### WRITTEN REQUEST
In the data below, find every line with the string "this" and pull it out.

(Saved entries)
--

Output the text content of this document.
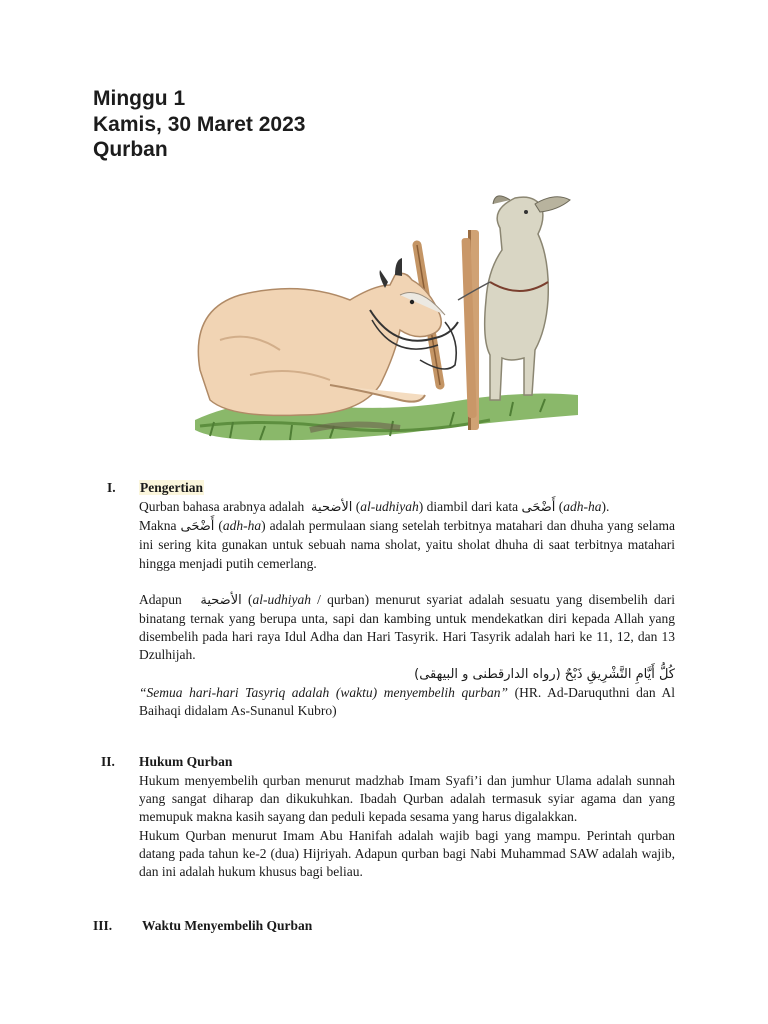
Minggu 1
Kamis, 30 Maret 2023
Qurban
I. Pengertian

Qurban bahasa arabnya adalah الأضحية (al-udhiyah) diambil dari kata أَضْحَى (adh-ha).

Makna أَضْحَى (adh-ha) adalah permulaan siang setelah terbitnya matahari dan dhuha yang selama ini sering kita gunakan untuk sebuah nama sholat, yaitu sholat dhuha di saat terbitnya matahari hingga menjadi putih cemerlang.

Adapun الأضحية (al-udhiyah / qurban) menurut syariat adalah sesuatu yang disembelih dari binatang ternak yang berupa unta, sapi dan kambing untuk mendekatkan diri kepada Allah yang disembelih pada hari raya Idul Adha dan Hari Tasyrik. Hari Tasyrik adalah hari ke 11, 12, dan 13 Dzulhijah.

كُلُّ أَيَّامِ التَّشْرِيقِ ذَبْحٌ (رواه الدارقطنى و البيهقى)

“Semua hari-hari Tasyriq adalah (waktu) menyembelih qurban” (HR. Ad-Daruquthni dan Al Baihaqi didalam As-Sunanul Kubro)

II. Hukum Qurban

Hukum menyembelih qurban menurut madzhab Imam Syafi’i dan jumhur Ulama adalah sunnah yang sangat diharap dan dikukuhkan. Ibadah Qurban adalah termasuk syiar agama dan yang memupuk makna kasih sayang dan peduli kepada sesama yang harus digalakkan.

Hukum Qurban menurut Imam Abu Hanifah adalah wajib bagi yang mampu. Perintah qurban datang pada tahun ke-2 (dua) Hijriyah. Adapun qurban bagi Nabi Muhammad SAW adalah wajib, dan ini adalah hukum khusus bagi beliau.

III. Waktu Menyembelih Qurban
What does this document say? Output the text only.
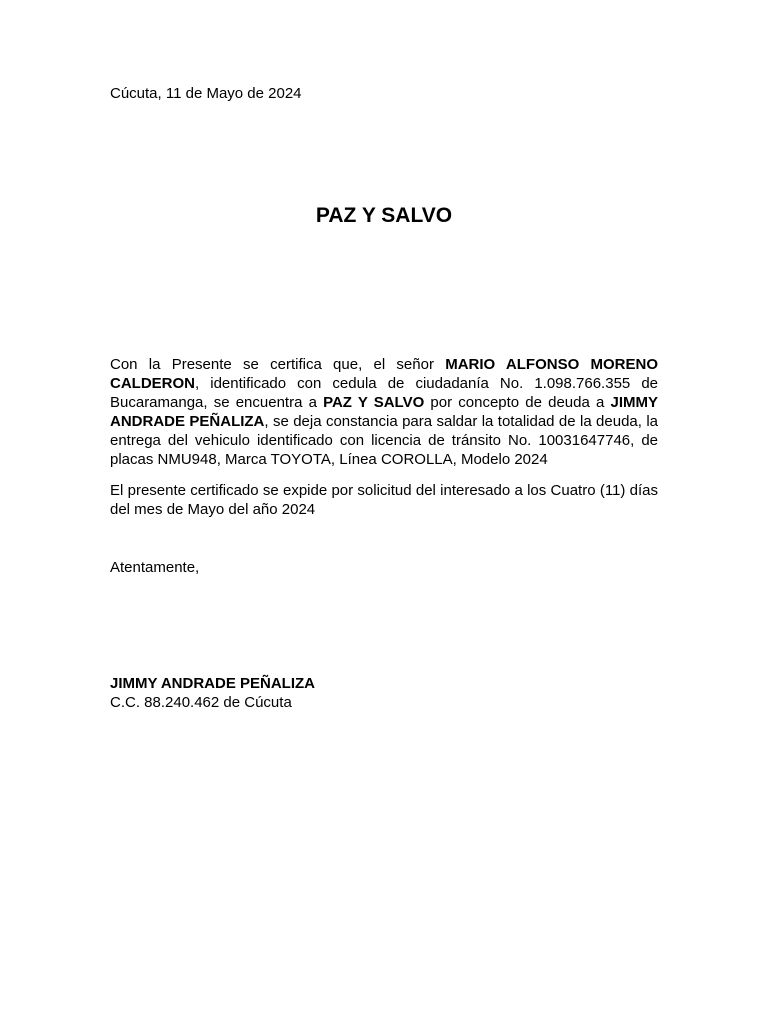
Cúcuta, 11 de Mayo de 2024
PAZ Y SALVO
Con la Presente se certifica que, el señor MARIO ALFONSO MORENO CALDERON, identificado con cedula de ciudadanía No. 1.098.766.355 de Bucaramanga, se encuentra a PAZ Y SALVO por concepto de deuda a JIMMY ANDRADE PEÑALIZA, se deja constancia para saldar la totalidad de la deuda, la entrega del vehiculo identificado con licencia de tránsito No. 10031647746, de placas NMU948, Marca TOYOTA, Línea COROLLA, Modelo 2024
El presente certificado se expide por solicitud del interesado a los Cuatro (11) días del mes de Mayo del año 2024
Atentamente,
JIMMY ANDRADE PEÑALIZA
C.C. 88.240.462 de Cúcuta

--

### FINAL RESULT
Output the text content of this document.
What does this document say? Output the text only.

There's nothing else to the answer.